--- Your objective ---
Lines that hold the word "this" should be located and copied.

[Recorded data]
= = = = = = =
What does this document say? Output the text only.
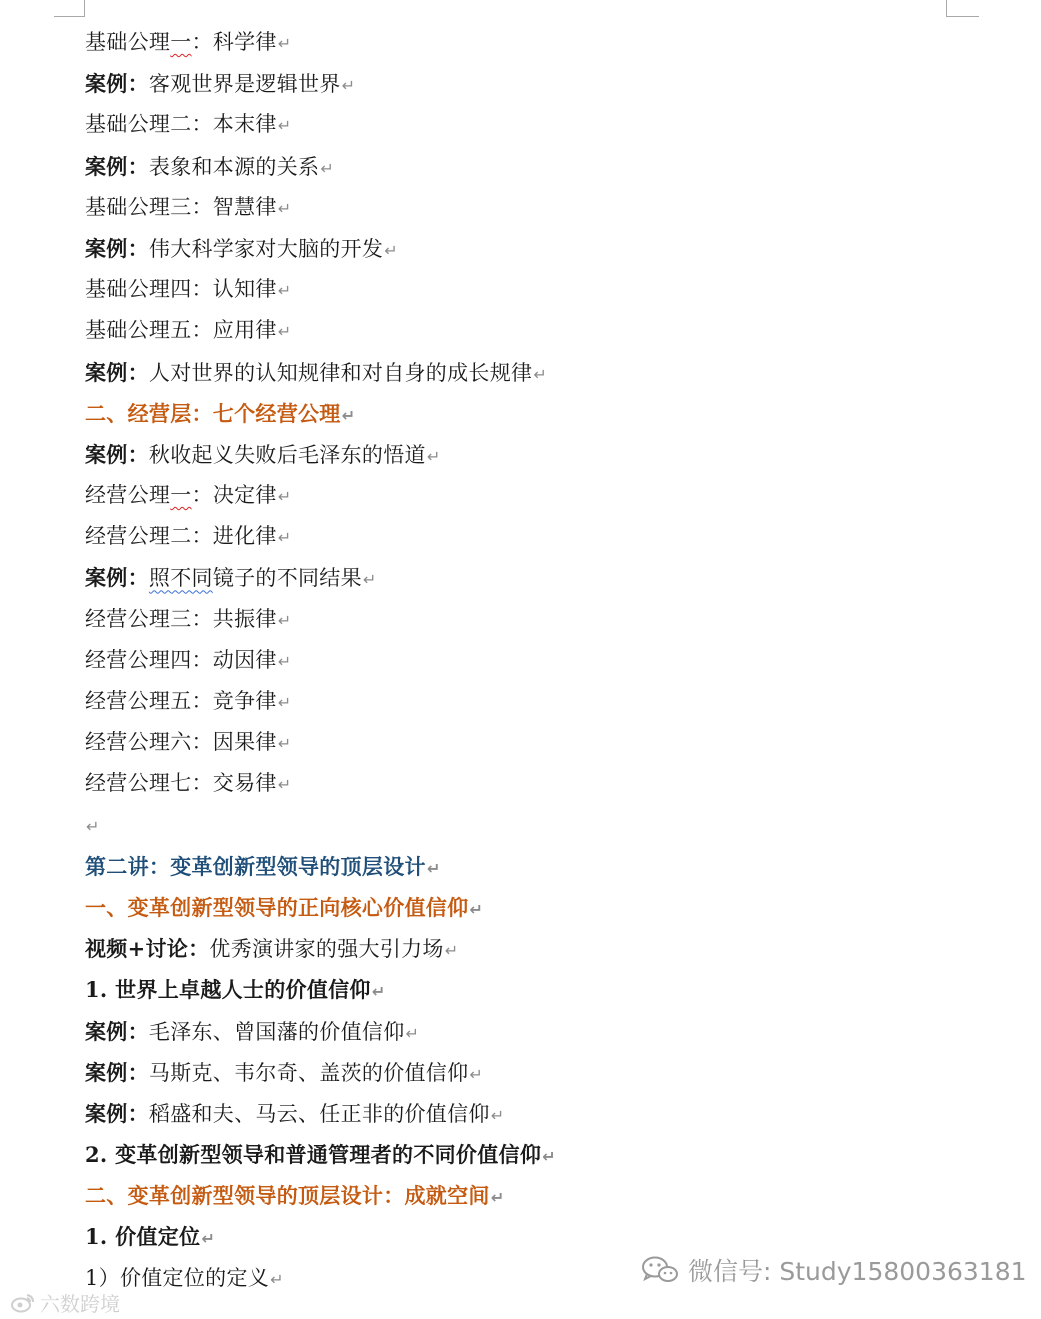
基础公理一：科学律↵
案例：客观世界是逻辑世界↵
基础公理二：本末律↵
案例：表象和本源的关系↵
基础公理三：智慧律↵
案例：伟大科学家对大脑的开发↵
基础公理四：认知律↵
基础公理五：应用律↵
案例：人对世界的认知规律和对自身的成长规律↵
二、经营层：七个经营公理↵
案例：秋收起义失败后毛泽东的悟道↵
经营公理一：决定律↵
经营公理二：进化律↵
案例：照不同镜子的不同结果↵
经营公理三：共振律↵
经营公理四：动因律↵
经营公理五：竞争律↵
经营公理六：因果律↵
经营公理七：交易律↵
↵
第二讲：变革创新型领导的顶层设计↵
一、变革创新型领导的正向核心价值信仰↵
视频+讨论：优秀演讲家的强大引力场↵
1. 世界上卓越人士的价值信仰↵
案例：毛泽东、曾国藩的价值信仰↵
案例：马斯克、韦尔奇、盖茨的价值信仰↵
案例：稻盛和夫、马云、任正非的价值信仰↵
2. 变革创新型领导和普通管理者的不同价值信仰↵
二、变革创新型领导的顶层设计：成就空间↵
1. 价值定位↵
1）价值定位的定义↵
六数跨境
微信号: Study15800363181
= = = = = = =
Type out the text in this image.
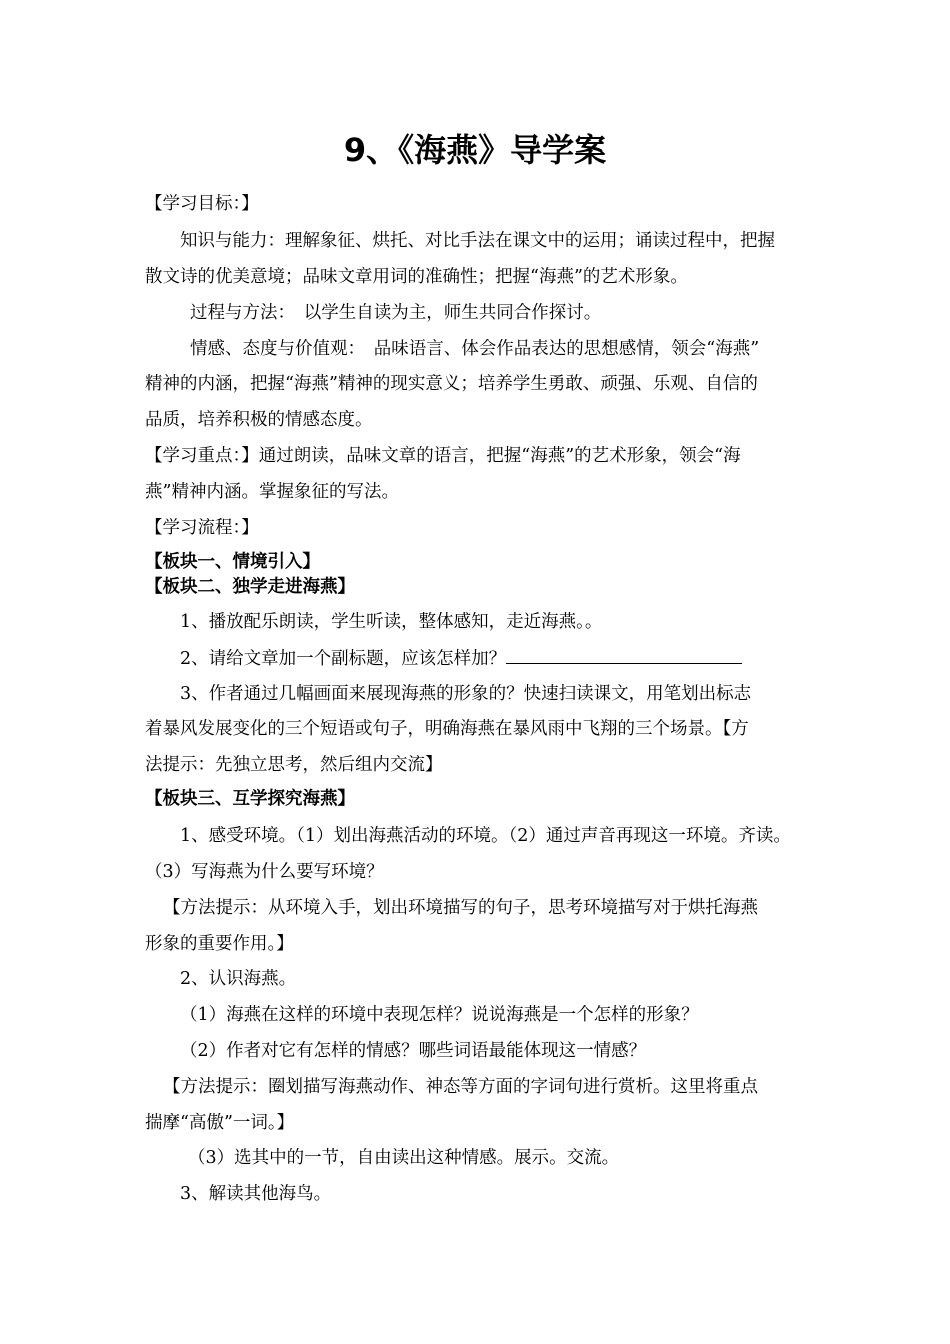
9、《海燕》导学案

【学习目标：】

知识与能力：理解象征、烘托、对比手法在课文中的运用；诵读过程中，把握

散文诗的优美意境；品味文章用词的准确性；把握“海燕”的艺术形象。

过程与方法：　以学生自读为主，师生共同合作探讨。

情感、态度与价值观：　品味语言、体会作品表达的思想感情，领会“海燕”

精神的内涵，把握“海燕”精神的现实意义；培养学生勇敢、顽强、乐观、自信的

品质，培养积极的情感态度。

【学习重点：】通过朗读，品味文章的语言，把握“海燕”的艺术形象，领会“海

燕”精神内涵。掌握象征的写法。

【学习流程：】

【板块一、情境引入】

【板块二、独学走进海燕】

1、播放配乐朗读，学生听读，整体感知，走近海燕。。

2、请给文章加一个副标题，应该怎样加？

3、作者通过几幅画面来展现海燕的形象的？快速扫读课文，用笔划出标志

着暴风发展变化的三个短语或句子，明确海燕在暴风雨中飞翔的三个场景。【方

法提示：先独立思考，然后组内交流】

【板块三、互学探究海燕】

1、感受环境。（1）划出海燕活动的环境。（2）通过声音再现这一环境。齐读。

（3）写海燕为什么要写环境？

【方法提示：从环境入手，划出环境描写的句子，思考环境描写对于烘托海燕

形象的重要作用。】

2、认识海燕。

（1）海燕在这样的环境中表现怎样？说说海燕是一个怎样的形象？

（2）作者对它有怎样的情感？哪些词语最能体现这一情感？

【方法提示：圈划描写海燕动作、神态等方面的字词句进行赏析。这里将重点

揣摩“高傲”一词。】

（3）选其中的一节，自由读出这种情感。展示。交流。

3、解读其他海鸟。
= = = = = = =
--- Complete output ---
What does this document say? Output the text only.
Type out the text in this image.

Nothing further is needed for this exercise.